[Do this]: Say how many lines contain the word "мастеров" and give no other text.
-------- Given records
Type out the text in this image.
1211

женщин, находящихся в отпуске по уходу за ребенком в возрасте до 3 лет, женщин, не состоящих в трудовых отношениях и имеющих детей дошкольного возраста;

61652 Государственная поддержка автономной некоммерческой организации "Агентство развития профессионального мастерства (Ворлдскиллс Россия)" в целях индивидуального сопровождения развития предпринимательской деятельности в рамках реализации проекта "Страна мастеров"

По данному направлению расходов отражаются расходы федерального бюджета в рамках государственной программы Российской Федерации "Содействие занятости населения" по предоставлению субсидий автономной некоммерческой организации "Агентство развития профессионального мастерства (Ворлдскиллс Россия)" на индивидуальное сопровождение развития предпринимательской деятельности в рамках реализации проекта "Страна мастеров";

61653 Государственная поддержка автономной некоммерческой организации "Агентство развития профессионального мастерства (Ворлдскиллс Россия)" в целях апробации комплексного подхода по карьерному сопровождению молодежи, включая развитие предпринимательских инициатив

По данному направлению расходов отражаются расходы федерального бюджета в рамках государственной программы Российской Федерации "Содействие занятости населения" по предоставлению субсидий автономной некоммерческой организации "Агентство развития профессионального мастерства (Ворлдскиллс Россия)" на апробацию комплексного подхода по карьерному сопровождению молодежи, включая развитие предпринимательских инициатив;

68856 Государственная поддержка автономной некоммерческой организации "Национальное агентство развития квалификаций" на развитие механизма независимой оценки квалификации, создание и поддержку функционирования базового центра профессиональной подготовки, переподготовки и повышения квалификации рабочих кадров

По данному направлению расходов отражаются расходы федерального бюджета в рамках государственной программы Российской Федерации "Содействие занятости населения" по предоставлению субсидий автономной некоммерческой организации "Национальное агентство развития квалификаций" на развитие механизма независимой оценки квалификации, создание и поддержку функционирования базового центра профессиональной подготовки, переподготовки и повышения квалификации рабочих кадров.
----------------
[Exercise result]: 2